··· GIVEN DATA

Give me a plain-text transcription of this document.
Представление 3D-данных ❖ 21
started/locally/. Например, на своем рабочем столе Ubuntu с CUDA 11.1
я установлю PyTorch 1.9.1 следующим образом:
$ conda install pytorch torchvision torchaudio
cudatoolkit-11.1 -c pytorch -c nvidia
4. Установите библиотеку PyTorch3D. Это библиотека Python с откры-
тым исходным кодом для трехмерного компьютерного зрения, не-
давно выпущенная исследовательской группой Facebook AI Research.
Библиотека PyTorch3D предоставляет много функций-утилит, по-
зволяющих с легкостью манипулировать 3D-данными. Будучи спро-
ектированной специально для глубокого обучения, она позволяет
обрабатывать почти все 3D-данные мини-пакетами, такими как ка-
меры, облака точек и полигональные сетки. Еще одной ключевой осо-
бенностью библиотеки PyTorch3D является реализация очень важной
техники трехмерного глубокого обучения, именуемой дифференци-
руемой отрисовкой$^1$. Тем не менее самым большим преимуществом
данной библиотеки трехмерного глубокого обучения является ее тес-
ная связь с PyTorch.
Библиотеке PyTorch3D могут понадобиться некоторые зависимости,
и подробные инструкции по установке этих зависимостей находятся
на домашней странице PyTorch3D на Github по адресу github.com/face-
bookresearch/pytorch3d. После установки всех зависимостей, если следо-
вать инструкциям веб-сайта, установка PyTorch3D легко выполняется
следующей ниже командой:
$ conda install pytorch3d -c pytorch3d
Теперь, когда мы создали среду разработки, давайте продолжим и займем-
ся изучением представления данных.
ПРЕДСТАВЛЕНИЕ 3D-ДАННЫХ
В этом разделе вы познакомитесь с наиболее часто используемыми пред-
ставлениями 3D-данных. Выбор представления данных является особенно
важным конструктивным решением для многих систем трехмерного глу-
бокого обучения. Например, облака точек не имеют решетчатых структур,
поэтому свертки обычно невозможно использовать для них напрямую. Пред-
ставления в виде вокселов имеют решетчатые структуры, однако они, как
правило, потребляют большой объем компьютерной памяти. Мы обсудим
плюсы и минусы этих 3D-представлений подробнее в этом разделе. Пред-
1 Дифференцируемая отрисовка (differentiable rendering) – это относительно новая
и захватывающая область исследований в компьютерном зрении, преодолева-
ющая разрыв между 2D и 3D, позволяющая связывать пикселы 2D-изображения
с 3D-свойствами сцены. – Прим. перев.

······

● **PROBLEM STATEMENT**:
List each line of the entries that holds the string "разделе".

● **EXERCISE ANSWER**:
В этом разделе вы познакомитесь с наиболее часто используемыми пред-
плюсы и минусы этих 3D-представлений подробнее в этом разделе. Пред-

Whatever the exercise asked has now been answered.